• **What you have to do**
Reproduce the data from its first line up to and including the line with "98, 881, 126]", changing "pref-slider-handle" to "pref-slider-knob" wherever it occurs and leaving everything else unchanged.

• **Dataset**

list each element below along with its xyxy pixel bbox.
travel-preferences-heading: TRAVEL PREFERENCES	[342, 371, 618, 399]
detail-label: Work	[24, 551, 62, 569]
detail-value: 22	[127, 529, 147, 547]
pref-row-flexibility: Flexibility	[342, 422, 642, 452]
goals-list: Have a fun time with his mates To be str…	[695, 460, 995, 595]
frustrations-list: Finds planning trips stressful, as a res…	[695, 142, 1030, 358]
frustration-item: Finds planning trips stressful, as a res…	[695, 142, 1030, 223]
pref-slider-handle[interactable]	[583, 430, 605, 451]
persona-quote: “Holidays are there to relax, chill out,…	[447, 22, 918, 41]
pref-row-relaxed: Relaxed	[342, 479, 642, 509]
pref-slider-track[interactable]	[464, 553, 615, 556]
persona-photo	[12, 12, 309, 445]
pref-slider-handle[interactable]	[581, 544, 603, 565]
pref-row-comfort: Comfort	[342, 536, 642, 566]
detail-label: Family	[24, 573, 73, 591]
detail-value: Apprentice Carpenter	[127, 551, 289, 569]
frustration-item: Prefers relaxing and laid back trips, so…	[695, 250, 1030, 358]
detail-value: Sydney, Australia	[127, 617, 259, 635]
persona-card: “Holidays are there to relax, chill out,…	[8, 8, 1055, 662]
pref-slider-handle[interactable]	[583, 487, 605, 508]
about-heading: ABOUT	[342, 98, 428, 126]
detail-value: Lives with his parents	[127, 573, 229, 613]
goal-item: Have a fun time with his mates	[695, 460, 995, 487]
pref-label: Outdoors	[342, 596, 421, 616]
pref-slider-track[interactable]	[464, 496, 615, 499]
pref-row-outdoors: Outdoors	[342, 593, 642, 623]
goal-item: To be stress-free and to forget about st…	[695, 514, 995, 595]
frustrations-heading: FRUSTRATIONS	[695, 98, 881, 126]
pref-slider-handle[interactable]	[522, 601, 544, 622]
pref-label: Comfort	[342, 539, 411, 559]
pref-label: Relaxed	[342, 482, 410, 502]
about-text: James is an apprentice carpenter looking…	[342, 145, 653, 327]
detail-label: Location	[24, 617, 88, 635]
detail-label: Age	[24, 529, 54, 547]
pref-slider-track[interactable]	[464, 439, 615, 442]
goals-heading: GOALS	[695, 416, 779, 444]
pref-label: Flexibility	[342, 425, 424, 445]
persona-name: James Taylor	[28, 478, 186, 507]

• **Complete answer**
list each element below along with its xyxy pixel bbox.
travel-preferences-heading: TRAVEL PREFERENCES	[342, 371, 618, 399]
detail-label: Work	[24, 551, 62, 569]
detail-value: 22	[127, 529, 147, 547]
pref-row-flexibility: Flexibility	[342, 422, 642, 452]
goals-list: Have a fun time with his mates To be str…	[695, 460, 995, 595]
frustrations-list: Finds planning trips stressful, as a res…	[695, 142, 1030, 358]
frustration-item: Finds planning trips stressful, as a res…	[695, 142, 1030, 223]
pref-slider-knob[interactable]	[583, 430, 605, 451]
persona-quote: “Holidays are there to relax, chill out,…	[447, 22, 918, 41]
pref-row-relaxed: Relaxed	[342, 479, 642, 509]
pref-slider-track[interactable]	[464, 553, 615, 556]
persona-photo	[12, 12, 309, 445]
pref-slider-knob[interactable]	[581, 544, 603, 565]
pref-row-comfort: Comfort	[342, 536, 642, 566]
detail-label: Family	[24, 573, 73, 591]
detail-value: Apprentice Carpenter	[127, 551, 289, 569]
frustration-item: Prefers relaxing and laid back trips, so…	[695, 250, 1030, 358]
detail-value: Sydney, Australia	[127, 617, 259, 635]
persona-card: “Holidays are there to relax, chill out,…	[8, 8, 1055, 662]
pref-slider-knob[interactable]	[583, 487, 605, 508]
about-heading: ABOUT	[342, 98, 428, 126]
detail-value: Lives with his parents	[127, 573, 229, 613]
goal-item: Have a fun time with his mates	[695, 460, 995, 487]
pref-label: Outdoors	[342, 596, 421, 616]
pref-slider-track[interactable]	[464, 496, 615, 499]
pref-row-outdoors: Outdoors	[342, 593, 642, 623]
goal-item: To be stress-free and to forget about st…	[695, 514, 995, 595]
frustrations-heading: FRUSTRATIONS	[695, 98, 881, 126]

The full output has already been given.